(Stored data)
• • •

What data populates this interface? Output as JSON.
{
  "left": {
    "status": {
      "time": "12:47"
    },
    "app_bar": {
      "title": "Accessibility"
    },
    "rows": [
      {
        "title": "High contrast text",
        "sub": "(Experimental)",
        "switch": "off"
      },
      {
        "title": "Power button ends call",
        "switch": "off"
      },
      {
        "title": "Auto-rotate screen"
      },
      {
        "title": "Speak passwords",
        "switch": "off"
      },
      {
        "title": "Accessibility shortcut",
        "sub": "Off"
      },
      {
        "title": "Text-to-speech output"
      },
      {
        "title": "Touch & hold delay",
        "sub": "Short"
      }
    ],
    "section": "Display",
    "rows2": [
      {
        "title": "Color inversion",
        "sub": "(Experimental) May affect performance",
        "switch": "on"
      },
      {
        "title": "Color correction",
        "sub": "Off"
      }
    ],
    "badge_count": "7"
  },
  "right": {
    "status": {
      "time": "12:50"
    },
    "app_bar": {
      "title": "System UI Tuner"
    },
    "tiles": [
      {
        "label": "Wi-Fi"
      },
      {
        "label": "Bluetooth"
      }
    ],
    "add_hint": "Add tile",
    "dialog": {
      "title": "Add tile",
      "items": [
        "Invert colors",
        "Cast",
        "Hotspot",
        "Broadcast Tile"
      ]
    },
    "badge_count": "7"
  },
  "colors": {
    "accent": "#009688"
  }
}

• • •

◆ PROBLEM DESCRIPTION ◆
Reproduce all of the records exactly.

◆ SOLUTION ◆
What data populates this interface? Output as JSON.
{
  "left": {
    "status": {
      "time": "12:47"
    },
    "app_bar": {
      "title": "Accessibility"
    },
    "rows": [
      {
        "title": "High contrast text",
        "sub": "(Experimental)",
        "switch": "off"
      },
      {
        "title": "Power button ends call",
        "switch": "off"
      },
      {
        "title": "Auto-rotate screen"
      },
      {
        "title": "Speak passwords",
        "switch": "off"
      },
      {
        "title": "Accessibility shortcut",
        "sub": "Off"
      },
      {
        "title": "Text-to-speech output"
      },
      {
        "title": "Touch & hold delay",
        "sub": "Short"
      }
    ],
    "section": "Display",
    "rows2": [
      {
        "title": "Color inversion",
        "sub": "(Experimental) May affect performance",
        "switch": "on"
      },
      {
        "title": "Color correction",
        "sub": "Off"
      }
    ],
    "badge_count": "7"
  },
  "right": {
    "status": {
      "time": "12:50"
    },
    "app_bar": {
      "title": "System UI Tuner"
    },
    "tiles": [
      {
        "label": "Wi-Fi"
      },
      {
        "label": "Bluetooth"
      }
    ],
    "add_hint": "Add tile",
    "dialog": {
      "title": "Add tile",
      "items": [
        "Invert colors",
        "Cast",
        "Hotspot",
        "Broadcast Tile"
      ]
    },
    "badge_count": "7"
  },
  "colors": {
    "accent": "#009688"
  }
}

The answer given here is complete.